##### Dataset records

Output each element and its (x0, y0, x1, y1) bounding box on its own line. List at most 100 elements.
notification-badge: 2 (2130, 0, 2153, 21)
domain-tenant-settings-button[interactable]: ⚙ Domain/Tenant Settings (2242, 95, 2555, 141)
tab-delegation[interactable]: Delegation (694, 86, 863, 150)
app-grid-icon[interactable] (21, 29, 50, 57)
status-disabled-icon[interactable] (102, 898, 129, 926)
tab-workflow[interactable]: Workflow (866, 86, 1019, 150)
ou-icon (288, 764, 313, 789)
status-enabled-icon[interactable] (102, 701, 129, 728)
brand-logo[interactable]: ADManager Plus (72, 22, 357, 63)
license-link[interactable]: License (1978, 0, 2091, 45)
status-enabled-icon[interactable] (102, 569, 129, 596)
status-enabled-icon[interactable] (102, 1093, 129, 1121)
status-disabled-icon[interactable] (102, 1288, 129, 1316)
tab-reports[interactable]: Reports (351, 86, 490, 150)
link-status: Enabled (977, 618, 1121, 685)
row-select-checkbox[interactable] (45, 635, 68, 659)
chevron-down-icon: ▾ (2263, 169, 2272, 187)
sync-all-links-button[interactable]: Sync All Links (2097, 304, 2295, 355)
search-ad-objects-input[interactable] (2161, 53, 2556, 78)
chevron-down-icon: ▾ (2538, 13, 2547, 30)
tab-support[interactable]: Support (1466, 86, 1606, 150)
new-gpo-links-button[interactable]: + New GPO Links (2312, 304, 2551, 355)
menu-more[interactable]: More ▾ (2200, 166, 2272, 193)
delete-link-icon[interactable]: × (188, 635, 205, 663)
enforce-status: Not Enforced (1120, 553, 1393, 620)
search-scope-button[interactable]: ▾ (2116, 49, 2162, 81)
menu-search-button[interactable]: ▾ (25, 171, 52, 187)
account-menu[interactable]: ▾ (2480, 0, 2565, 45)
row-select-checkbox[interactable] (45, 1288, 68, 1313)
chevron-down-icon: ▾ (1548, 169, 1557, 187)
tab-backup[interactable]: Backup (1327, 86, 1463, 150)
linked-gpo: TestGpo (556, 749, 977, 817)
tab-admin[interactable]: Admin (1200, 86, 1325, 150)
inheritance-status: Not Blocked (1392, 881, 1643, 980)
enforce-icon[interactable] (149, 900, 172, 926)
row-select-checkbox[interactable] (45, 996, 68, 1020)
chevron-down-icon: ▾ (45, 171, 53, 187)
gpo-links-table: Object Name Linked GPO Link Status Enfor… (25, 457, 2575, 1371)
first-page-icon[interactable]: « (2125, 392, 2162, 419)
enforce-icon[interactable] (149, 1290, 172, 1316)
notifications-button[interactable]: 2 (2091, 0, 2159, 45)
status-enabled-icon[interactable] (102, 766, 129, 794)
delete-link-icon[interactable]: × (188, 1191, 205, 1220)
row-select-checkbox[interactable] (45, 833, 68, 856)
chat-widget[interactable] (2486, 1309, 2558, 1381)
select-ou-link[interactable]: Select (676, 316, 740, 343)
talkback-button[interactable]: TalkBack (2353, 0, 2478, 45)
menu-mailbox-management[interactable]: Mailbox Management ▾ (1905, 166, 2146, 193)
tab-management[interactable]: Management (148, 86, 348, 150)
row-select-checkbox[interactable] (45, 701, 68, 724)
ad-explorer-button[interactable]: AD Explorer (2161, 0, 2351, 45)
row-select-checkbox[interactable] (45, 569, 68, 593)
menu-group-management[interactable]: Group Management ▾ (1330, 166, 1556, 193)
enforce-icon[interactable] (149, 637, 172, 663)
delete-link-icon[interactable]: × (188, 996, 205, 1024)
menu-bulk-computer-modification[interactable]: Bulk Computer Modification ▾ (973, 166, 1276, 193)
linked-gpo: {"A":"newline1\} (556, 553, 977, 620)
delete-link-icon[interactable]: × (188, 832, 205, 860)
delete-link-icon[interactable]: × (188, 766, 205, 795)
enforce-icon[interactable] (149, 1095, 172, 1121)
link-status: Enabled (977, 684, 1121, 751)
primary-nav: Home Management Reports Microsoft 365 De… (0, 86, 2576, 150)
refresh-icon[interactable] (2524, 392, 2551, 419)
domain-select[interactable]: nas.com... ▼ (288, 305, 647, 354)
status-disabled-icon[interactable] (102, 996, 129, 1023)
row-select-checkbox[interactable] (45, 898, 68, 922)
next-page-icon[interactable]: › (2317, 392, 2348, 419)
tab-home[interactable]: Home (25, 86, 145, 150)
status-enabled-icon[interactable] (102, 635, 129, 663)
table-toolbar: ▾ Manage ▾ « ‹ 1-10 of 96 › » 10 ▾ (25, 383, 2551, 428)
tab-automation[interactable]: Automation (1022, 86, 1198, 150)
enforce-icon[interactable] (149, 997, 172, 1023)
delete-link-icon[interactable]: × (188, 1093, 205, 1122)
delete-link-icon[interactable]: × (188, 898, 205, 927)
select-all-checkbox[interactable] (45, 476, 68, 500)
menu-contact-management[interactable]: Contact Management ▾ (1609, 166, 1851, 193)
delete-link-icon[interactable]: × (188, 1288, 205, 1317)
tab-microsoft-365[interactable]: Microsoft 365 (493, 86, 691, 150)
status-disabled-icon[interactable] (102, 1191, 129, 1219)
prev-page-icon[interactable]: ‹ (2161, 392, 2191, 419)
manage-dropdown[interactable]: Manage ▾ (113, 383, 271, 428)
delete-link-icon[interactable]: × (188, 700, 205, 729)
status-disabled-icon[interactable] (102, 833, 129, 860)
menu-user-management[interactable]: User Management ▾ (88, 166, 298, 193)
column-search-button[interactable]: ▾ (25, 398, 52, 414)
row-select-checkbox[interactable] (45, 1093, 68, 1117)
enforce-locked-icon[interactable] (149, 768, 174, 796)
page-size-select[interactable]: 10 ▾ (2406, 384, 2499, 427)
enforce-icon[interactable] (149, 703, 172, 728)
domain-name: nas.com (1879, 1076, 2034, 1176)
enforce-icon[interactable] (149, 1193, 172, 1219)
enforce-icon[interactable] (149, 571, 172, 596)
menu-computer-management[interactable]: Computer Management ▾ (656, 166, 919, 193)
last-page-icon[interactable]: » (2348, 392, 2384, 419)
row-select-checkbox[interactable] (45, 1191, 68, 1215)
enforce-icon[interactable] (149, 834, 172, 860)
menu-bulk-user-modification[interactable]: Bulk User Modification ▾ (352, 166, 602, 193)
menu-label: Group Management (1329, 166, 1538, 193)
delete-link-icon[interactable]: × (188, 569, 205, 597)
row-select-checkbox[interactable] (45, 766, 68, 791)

##########

Reproduce every line in the items above without changing a character.

Output each element and its (x0, y0, x1, y1) bounding box on its own line. List at most 100 elements.
notification-badge: 2 (2130, 0, 2153, 21)
domain-tenant-settings-button[interactable]: ⚙ Domain/Tenant Settings (2242, 95, 2555, 141)
tab-delegation[interactable]: Delegation (694, 86, 863, 150)
app-grid-icon[interactable] (21, 29, 50, 57)
status-disabled-icon[interactable] (102, 898, 129, 926)
tab-workflow[interactable]: Workflow (866, 86, 1019, 150)
ou-icon (288, 764, 313, 789)
status-enabled-icon[interactable] (102, 701, 129, 728)
brand-logo[interactable]: ADManager Plus (72, 22, 357, 63)
license-link[interactable]: License (1978, 0, 2091, 45)
status-enabled-icon[interactable] (102, 569, 129, 596)
status-enabled-icon[interactable] (102, 1093, 129, 1121)
status-disabled-icon[interactable] (102, 1288, 129, 1316)
tab-reports[interactable]: Reports (351, 86, 490, 150)
link-status: Enabled (977, 618, 1121, 685)
row-select-checkbox[interactable] (45, 635, 68, 659)
chevron-down-icon: ▾ (2263, 169, 2272, 187)
sync-all-links-button[interactable]: Sync All Links (2097, 304, 2295, 355)
search-ad-objects-input[interactable] (2161, 53, 2556, 78)
chevron-down-icon: ▾ (2538, 13, 2547, 30)
tab-support[interactable]: Support (1466, 86, 1606, 150)
new-gpo-links-button[interactable]: + New GPO Links (2312, 304, 2551, 355)
menu-more[interactable]: More ▾ (2200, 166, 2272, 193)
delete-link-icon[interactable]: × (188, 635, 205, 663)
enforce-status: Not Enforced (1120, 553, 1393, 620)
search-scope-button[interactable]: ▾ (2116, 49, 2162, 81)
menu-search-button[interactable]: ▾ (25, 171, 52, 187)
account-menu[interactable]: ▾ (2480, 0, 2565, 45)
row-select-checkbox[interactable] (45, 1288, 68, 1313)
chevron-down-icon: ▾ (1548, 169, 1557, 187)
tab-backup[interactable]: Backup (1327, 86, 1463, 150)
linked-gpo: TestGpo (556, 749, 977, 817)
tab-admin[interactable]: Admin (1200, 86, 1325, 150)
inheritance-status: Not Blocked (1392, 881, 1643, 980)
enforce-icon[interactable] (149, 900, 172, 926)
row-select-checkbox[interactable] (45, 996, 68, 1020)
chevron-down-icon: ▾ (45, 171, 53, 187)
gpo-links-table: Object Name Linked GPO Link Status Enfor… (25, 457, 2575, 1371)
first-page-icon[interactable]: « (2125, 392, 2162, 419)
enforce-icon[interactable] (149, 1290, 172, 1316)
notifications-button[interactable]: 2 (2091, 0, 2159, 45)
status-enabled-icon[interactable] (102, 766, 129, 794)
delete-link-icon[interactable]: × (188, 1191, 205, 1220)
row-select-checkbox[interactable] (45, 833, 68, 856)
chat-widget[interactable] (2486, 1309, 2558, 1381)
select-ou-link[interactable]: Select (676, 316, 740, 343)
talkback-button[interactable]: TalkBack (2353, 0, 2478, 45)
menu-mailbox-management[interactable]: Mailbox Management ▾ (1905, 166, 2146, 193)
tab-management[interactable]: Management (148, 86, 348, 150)
row-select-checkbox[interactable] (45, 701, 68, 724)
ad-explorer-button[interactable]: AD Explorer (2161, 0, 2351, 45)
row-select-checkbox[interactable] (45, 569, 68, 593)
menu-group-management[interactable]: Group Management ▾ (1330, 166, 1556, 193)
enforce-icon[interactable] (149, 637, 172, 663)
delete-link-icon[interactable]: × (188, 996, 205, 1024)
menu-bulk-computer-modification[interactable]: Bulk Computer Modification ▾ (973, 166, 1276, 193)
linked-gpo: {"A":"newline1\} (556, 553, 977, 620)
delete-link-icon[interactable]: × (188, 832, 205, 860)
delete-link-icon[interactable]: × (188, 766, 205, 795)
enforce-icon[interactable] (149, 1095, 172, 1121)
link-status: Enabled (977, 684, 1121, 751)
primary-nav: Home Management Reports Microsoft 365 De… (0, 86, 2576, 150)
refresh-icon[interactable] (2524, 392, 2551, 419)
domain-select[interactable]: nas.com... ▼ (288, 305, 647, 354)
status-disabled-icon[interactable] (102, 996, 129, 1023)
row-select-checkbox[interactable] (45, 898, 68, 922)
next-page-icon[interactable]: › (2317, 392, 2348, 419)
tab-home[interactable]: Home (25, 86, 145, 150)
status-enabled-icon[interactable] (102, 635, 129, 663)
table-toolbar: ▾ Manage ▾ « ‹ 1-10 of 96 › » 10 ▾ (25, 383, 2551, 428)
tab-automation[interactable]: Automation (1022, 86, 1198, 150)
enforce-icon[interactable] (149, 997, 172, 1023)
delete-link-icon[interactable]: × (188, 1093, 205, 1122)
delete-link-icon[interactable]: × (188, 898, 205, 927)
select-all-checkbox[interactable] (45, 476, 68, 500)
menu-contact-management[interactable]: Contact Management ▾ (1609, 166, 1851, 193)
delete-link-icon[interactable]: × (188, 1288, 205, 1317)
tab-microsoft-365[interactable]: Microsoft 365 (493, 86, 691, 150)
status-disabled-icon[interactable] (102, 1191, 129, 1219)
prev-page-icon[interactable]: ‹ (2161, 392, 2191, 419)
manage-dropdown[interactable]: Manage ▾ (113, 383, 271, 428)
delete-link-icon[interactable]: × (188, 700, 205, 729)
status-disabled-icon[interactable] (102, 833, 129, 860)
menu-user-management[interactable]: User Management ▾ (88, 166, 298, 193)
column-search-button[interactable]: ▾ (25, 398, 52, 414)
row-select-checkbox[interactable] (45, 1093, 68, 1117)
enforce-locked-icon[interactable] (149, 768, 174, 796)
page-size-select[interactable]: 10 ▾ (2406, 384, 2499, 427)
enforce-icon[interactable] (149, 703, 172, 728)
domain-name: nas.com (1879, 1076, 2034, 1176)
enforce-icon[interactable] (149, 1193, 172, 1219)
enforce-icon[interactable] (149, 571, 172, 596)
menu-computer-management[interactable]: Computer Management ▾ (656, 166, 919, 193)
last-page-icon[interactable]: » (2348, 392, 2384, 419)
row-select-checkbox[interactable] (45, 1191, 68, 1215)
enforce-icon[interactable] (149, 834, 172, 860)
menu-bulk-user-modification[interactable]: Bulk User Modification ▾ (352, 166, 602, 193)
menu-label: Group Management (1329, 166, 1538, 193)
delete-link-icon[interactable]: × (188, 569, 205, 597)
row-select-checkbox[interactable] (45, 766, 68, 791)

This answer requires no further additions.